*PROBLEM TO WORK ON*:
In the memorial post about April, what were her four brothers named after?

*TEXT BLOCK*:
So change of pace. On February 4th, 2020 I had to put my first puppy-girl April down due to health reasons. It was really hard for me, still is fresh and as a friend said “she represented all that was familiar.” So I though a healthy thing to do would be to do a memorial post so I could appropriately remember her as well as let people see a little into the world of April and I. Careful-its long. She was 14.5 years old when she passed.
April was born on July 9, 2005. She was part of a litter brought straight to the humane society upon birth where she had 4 brothers. The brothers were named after the Teenage Mutant Ninja Turtles and she was the lone girl-hence being called April. When I graduated from college, I worked HARD preparing to take on getting a dog and I had watched April since was added to the website of the Vanderburgh Humane Society (https://www.vhslifesaver.org ) I worked at Starbucks and lived in a little 1-bedroom apartment on the north east side of Evansville, Indiana. At work-some one found out I wanted a dog and talked about how they were getting puppies of a lab husky mix that they could give me. So I went to what I thought was the shelter to get information on how to get a dog. I walked in, talked to the desk clerk and 1) found out there were a rescue and 2) go across the street. But as a general rule of thumb, I always promised I would take out a dog to play with them whenever I could to help them let out energy from living inside their kennels until adoption.

*INFORMATION SUPPLIED*:

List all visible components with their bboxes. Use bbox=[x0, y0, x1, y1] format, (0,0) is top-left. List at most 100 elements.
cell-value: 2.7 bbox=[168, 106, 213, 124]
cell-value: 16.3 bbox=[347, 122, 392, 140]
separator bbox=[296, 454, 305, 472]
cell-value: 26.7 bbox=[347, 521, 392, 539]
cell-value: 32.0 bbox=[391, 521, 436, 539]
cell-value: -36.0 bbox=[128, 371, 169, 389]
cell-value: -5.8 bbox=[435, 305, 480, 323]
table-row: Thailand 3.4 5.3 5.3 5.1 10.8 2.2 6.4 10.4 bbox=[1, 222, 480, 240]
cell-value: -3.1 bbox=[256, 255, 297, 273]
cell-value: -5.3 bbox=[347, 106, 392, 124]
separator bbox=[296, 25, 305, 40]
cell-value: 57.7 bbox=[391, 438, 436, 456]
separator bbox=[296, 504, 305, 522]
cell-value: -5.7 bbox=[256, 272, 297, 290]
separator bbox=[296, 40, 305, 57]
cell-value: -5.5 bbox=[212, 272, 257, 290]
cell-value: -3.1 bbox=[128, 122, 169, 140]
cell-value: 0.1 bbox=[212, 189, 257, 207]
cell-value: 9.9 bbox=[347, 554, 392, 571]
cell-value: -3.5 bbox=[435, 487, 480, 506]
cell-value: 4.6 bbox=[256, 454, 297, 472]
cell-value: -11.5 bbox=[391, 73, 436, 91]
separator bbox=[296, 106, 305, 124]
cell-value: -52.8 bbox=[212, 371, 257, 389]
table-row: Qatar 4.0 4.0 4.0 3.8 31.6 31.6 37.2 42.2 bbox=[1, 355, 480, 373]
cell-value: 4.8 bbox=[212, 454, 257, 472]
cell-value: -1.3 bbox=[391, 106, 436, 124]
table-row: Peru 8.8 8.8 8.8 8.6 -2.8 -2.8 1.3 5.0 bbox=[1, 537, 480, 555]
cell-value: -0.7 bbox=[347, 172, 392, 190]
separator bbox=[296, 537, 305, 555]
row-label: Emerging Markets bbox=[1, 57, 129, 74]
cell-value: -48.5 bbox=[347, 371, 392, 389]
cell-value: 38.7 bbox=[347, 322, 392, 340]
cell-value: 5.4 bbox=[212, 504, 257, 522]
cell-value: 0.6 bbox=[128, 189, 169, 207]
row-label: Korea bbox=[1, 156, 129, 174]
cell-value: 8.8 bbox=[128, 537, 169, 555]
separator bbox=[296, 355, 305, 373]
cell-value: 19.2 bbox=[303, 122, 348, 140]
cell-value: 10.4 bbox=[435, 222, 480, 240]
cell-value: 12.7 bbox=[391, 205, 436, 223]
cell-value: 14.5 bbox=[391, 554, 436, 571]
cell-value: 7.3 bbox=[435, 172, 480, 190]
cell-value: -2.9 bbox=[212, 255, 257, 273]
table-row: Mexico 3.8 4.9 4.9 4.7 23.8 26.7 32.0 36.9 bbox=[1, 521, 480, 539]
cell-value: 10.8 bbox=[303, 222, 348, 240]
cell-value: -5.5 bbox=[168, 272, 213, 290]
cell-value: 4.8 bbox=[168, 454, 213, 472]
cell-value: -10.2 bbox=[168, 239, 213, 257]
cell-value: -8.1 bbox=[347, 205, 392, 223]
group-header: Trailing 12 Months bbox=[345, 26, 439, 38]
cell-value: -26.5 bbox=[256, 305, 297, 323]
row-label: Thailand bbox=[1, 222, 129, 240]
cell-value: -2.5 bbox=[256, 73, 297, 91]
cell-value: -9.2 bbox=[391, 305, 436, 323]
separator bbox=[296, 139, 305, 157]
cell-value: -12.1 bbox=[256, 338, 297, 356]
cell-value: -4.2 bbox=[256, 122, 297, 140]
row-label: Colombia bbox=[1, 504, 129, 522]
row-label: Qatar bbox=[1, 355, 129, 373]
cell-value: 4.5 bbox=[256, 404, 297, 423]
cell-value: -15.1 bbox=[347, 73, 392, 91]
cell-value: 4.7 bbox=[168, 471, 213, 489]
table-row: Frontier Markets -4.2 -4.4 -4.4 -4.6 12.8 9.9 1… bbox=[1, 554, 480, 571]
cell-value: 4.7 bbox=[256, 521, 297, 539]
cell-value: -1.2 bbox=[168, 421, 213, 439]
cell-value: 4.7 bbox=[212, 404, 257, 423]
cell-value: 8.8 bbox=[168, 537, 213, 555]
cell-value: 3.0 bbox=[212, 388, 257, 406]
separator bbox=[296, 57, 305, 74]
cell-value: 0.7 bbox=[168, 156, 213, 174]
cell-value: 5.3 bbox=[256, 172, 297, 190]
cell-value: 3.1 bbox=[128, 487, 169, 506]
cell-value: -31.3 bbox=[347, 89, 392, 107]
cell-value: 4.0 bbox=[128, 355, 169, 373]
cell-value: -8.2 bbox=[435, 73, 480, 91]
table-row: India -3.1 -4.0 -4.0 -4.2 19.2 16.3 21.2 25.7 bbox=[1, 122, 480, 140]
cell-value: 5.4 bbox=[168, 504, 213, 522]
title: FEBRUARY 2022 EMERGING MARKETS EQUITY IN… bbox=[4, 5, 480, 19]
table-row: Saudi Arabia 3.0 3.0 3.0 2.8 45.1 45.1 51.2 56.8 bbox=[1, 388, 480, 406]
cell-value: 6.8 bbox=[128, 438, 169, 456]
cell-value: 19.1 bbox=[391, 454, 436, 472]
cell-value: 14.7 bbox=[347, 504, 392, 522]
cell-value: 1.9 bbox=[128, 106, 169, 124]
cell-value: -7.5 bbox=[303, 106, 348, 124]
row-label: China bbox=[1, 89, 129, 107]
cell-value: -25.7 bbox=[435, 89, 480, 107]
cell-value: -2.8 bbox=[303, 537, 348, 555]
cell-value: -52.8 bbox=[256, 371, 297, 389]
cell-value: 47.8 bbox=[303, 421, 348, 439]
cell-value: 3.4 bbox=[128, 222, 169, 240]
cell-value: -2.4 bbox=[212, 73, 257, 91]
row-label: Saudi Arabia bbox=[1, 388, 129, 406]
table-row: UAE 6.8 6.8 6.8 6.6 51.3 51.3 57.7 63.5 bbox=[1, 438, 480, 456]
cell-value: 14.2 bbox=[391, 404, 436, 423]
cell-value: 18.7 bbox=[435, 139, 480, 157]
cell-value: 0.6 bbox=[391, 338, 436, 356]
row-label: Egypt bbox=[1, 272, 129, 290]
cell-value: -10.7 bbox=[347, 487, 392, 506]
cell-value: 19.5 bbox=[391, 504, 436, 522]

*THE REPLY*:
The Teenage Mutant Ninja Turtles.